**** Excerpt provided ****
Sour Cream

First things first: I’ve sworn off strawberries except as a very occasional indulgence–until, of course, they come into season here and I do whatever it takes to (non-violently) fill my freezer. Certainly if we have trouble waiting for their season to come, there are plenty of other “exotic” California fruits that don’t involve a package that will sit in the landfill forever.

Now, sour cream. When we started reducing the amount of plastic we bring into our home, the steep drop-off in trash was more of a bonus than the outright goal. Our intention was really to learn to live in a new way: to make what we needed ourselves, from scratch, and to learn to go without the things we couldn’t make ourselves or obtain in a plastic free way. Sour cream perfectly embodies both of these things.

While I’ve had sour cream starter in my freezer since New Years, I didn’t start making it until, oh, a few weeks ago. I don’t know why, but we went without it for months. This was not easy for us. We talked about it over our bowls of beans and chile, tried to remember the taste of it, the texture, the tang. Perhaps on some level I didn’t think it would work, that it was going to prove beyond my ability to make it. And I hate failure. But what else could you call a life without sour cream?

Finally I bought the cream, a whole quart of it–which amounts to a small fortune in glass bottled milk. When time came to add the culture I saw I was supposed to use light cream or half and half. Even skim milk. Skim milk! So I made pies and quiches and used up the heavy cream, bought half and half, and finally, finally, around The Man of the Place’s birthday, made the dang sour cream.

And my life is forever changed. I am a new woman. Maybe even a real woman. To think, if a few more weeks had gone by, I might never have discovered the simplest, most delicious home-cultured milk product known to housewife’s across Russia and the Ukraine.

So: Obtain milk product as described above. I started with culture from this company, but have since been using the cream itself to make subsequent batches. It’s alive, like yogurt. I wonder if any commercially available sour creams have a live, active culture. If so, try using a tablespoon or two of those per pint of milky cream. The best part is it’s totally fuss free (unlike yogurt, which has a slightly more tedious but still very simple requirement of heating, cooling, incubating). Warm the milk/cream/whatever to 80 degrees. In case you don’t have a cheese thermometer, this is to where it’s not cold anymore, but well before it gets even luke warm. Mix in your starter. Leave undisturbed at room temperature for 12 hours.

Then eat with a spoon, straight out of the jar.

ps, we’re going to dollop sour cream on our (ahem) rhubarb-apple cobbler this very minute.

Where We’re At

As most of you know, my family just spent four months buying as close to no plastic as we possibly could. Our “experiment” was an extremely successful primer in simple living, one that we continue to be instructed by. We are much changed. So what does life look like now that the rules have been lifted?
****
**Exercise:** In the sour cream post, how long should the mixture sit undisturbed at room temperature after the starter is mixed in? Rely only on the sour cream post when answering.
**** Raw data ****
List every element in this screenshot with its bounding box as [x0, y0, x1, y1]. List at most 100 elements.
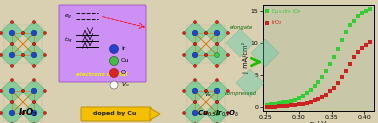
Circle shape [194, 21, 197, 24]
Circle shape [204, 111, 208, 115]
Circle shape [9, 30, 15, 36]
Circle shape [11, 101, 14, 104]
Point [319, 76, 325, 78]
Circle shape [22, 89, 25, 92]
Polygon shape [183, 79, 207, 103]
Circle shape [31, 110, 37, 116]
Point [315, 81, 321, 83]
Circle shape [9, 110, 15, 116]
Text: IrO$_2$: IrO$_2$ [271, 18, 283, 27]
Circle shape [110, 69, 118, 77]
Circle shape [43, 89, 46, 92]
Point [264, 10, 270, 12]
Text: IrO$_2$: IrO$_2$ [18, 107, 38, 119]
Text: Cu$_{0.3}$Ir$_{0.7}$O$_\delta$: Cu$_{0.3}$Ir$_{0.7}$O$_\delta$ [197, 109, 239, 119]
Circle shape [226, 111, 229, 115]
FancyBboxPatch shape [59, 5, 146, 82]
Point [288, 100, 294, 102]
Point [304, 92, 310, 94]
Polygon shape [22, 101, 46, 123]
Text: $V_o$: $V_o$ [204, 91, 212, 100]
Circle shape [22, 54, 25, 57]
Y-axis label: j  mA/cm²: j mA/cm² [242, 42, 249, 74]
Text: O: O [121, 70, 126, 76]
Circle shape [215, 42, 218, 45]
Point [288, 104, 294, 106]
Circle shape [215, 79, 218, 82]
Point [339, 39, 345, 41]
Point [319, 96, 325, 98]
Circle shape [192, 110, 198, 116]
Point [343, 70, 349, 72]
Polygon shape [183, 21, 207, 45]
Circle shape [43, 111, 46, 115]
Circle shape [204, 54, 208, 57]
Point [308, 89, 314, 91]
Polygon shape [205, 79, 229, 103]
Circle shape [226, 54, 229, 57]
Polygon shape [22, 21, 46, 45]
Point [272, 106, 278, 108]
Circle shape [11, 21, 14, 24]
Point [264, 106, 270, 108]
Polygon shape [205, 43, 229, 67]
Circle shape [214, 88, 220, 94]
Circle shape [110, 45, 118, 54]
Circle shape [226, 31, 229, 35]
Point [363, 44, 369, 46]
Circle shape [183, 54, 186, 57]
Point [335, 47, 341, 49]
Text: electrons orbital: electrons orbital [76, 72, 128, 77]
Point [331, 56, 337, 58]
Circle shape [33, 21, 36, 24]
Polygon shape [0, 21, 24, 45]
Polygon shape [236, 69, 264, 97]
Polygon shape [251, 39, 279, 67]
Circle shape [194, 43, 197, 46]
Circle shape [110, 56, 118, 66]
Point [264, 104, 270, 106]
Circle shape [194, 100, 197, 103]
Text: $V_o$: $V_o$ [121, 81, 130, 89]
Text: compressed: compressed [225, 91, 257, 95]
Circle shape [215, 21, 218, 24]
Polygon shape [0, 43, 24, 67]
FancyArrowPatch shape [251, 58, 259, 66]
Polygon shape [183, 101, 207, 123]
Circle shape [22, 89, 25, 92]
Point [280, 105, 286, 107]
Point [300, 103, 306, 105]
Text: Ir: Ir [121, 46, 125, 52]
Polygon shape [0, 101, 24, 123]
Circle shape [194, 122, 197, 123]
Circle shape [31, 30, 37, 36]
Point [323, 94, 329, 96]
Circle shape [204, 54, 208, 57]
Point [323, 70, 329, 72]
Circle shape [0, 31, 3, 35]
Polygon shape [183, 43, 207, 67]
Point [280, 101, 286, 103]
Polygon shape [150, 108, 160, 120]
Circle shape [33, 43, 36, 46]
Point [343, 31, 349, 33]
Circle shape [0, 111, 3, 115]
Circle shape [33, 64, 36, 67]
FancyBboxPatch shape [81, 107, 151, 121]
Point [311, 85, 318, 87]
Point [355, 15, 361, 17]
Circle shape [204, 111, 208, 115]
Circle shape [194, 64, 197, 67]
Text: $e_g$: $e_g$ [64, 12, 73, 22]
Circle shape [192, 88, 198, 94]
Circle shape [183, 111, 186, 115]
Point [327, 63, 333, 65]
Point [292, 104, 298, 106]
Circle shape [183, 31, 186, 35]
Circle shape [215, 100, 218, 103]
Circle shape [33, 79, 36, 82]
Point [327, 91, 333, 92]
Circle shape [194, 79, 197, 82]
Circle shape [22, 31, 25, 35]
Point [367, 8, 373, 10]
****
**** Raw data ****
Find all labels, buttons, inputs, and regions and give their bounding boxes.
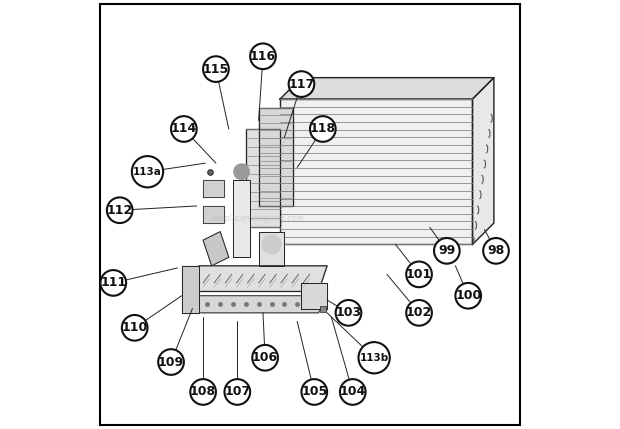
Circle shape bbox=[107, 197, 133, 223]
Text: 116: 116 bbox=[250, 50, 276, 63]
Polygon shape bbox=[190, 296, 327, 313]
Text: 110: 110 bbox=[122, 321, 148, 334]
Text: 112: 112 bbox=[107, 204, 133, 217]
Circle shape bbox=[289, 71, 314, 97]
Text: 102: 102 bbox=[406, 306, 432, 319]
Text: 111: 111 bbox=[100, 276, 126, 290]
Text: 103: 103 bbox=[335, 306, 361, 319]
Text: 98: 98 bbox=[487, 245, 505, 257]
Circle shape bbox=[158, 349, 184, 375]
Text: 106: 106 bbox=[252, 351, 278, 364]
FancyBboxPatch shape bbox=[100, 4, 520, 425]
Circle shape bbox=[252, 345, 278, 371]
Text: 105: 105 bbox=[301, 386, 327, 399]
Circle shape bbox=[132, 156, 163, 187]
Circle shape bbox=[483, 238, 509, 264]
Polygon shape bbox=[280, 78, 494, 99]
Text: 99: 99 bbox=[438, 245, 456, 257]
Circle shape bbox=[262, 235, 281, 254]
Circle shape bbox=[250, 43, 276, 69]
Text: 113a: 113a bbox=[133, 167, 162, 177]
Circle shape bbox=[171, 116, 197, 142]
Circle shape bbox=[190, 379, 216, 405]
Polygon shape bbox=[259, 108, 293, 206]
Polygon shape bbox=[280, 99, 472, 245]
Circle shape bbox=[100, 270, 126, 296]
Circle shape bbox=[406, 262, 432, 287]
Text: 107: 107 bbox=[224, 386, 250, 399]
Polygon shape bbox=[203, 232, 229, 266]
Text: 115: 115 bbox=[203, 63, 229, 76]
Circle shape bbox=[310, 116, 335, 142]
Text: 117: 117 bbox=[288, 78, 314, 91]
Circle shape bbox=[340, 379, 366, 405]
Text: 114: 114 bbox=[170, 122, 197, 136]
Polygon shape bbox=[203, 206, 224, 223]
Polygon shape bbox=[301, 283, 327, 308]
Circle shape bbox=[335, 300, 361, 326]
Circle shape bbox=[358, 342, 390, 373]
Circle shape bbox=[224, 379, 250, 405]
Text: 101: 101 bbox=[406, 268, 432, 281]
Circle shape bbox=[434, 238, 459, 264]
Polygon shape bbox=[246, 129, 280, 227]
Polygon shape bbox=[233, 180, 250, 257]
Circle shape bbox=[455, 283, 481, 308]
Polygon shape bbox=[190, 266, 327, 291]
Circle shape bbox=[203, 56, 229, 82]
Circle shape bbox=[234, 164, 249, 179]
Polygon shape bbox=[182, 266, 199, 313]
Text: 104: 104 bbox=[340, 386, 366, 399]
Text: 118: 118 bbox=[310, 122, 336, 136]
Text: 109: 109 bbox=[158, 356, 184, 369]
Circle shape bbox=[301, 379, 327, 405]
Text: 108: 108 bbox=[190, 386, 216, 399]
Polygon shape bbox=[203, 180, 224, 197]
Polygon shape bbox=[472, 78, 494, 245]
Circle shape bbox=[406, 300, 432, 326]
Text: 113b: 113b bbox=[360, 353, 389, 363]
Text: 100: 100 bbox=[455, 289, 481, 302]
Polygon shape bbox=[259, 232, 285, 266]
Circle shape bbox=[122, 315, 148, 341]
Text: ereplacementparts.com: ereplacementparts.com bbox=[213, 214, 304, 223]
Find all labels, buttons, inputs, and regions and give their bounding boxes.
****
**** Raw data ****
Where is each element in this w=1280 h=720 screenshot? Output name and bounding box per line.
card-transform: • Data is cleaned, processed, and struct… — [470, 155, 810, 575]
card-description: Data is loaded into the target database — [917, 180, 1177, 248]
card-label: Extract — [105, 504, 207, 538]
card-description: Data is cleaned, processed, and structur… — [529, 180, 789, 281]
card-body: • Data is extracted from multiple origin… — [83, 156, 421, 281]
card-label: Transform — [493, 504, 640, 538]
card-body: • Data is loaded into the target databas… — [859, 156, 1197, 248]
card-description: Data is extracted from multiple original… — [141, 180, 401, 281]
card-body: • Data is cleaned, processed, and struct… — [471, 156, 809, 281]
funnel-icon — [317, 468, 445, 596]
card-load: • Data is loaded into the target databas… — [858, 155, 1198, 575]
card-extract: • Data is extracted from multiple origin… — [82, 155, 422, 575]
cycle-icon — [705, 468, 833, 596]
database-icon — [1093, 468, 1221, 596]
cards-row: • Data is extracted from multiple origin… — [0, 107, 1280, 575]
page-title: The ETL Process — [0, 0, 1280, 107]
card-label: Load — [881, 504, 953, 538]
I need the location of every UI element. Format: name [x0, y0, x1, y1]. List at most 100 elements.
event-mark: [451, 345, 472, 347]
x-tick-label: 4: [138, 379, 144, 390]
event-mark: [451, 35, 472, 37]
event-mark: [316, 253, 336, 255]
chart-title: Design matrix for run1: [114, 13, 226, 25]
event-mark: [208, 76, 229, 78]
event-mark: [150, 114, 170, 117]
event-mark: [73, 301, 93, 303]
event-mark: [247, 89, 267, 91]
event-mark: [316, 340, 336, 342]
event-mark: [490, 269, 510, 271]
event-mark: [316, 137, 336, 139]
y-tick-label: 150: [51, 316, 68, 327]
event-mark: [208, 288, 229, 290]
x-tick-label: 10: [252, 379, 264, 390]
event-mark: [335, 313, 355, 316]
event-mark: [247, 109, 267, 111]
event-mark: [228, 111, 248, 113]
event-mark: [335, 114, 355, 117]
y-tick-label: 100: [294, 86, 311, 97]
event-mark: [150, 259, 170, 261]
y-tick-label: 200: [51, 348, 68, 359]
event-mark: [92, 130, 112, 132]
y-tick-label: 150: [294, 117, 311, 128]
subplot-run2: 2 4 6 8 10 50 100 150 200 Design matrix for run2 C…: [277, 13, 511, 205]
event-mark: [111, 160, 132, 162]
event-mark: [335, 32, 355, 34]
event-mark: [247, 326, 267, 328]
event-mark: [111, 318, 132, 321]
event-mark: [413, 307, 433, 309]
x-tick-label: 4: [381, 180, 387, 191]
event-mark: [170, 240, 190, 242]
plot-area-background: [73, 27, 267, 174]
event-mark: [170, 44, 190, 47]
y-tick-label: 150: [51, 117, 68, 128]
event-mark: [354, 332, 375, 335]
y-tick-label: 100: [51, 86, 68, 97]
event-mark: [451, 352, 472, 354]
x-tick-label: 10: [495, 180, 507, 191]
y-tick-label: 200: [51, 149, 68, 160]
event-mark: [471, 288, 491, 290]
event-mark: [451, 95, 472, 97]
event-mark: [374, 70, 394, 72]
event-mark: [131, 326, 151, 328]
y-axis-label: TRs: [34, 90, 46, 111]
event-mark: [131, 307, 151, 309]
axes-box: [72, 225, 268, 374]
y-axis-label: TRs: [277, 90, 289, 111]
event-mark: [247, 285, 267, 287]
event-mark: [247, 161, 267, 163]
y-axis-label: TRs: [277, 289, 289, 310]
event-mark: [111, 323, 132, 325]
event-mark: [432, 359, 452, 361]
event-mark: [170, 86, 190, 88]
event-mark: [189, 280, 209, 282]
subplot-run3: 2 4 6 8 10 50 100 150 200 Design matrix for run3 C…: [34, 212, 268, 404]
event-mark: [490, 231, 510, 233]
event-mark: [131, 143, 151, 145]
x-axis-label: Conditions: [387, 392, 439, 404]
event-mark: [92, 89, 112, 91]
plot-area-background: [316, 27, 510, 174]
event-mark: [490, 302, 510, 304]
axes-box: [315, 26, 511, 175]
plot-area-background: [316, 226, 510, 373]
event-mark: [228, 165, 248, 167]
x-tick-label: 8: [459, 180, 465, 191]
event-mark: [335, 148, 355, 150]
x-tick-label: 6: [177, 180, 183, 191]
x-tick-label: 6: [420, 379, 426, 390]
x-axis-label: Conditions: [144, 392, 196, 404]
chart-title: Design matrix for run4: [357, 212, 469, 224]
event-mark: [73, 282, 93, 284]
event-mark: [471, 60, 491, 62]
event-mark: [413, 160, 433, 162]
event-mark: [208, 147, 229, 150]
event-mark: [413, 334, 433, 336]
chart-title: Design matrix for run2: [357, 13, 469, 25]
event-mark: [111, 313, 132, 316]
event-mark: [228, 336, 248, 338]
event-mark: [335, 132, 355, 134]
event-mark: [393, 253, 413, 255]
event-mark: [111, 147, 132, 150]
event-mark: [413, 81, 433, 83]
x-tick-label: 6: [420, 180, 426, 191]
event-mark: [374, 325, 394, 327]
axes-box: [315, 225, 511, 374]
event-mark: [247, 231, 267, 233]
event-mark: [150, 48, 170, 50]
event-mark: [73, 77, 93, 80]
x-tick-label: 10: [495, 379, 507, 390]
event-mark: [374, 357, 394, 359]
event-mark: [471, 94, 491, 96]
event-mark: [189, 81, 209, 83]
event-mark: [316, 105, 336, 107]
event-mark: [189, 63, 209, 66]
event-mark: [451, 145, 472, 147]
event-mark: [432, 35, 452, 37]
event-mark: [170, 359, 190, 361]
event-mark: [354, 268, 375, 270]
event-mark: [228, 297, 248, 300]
****
**Result of this exercise:** 12 hours.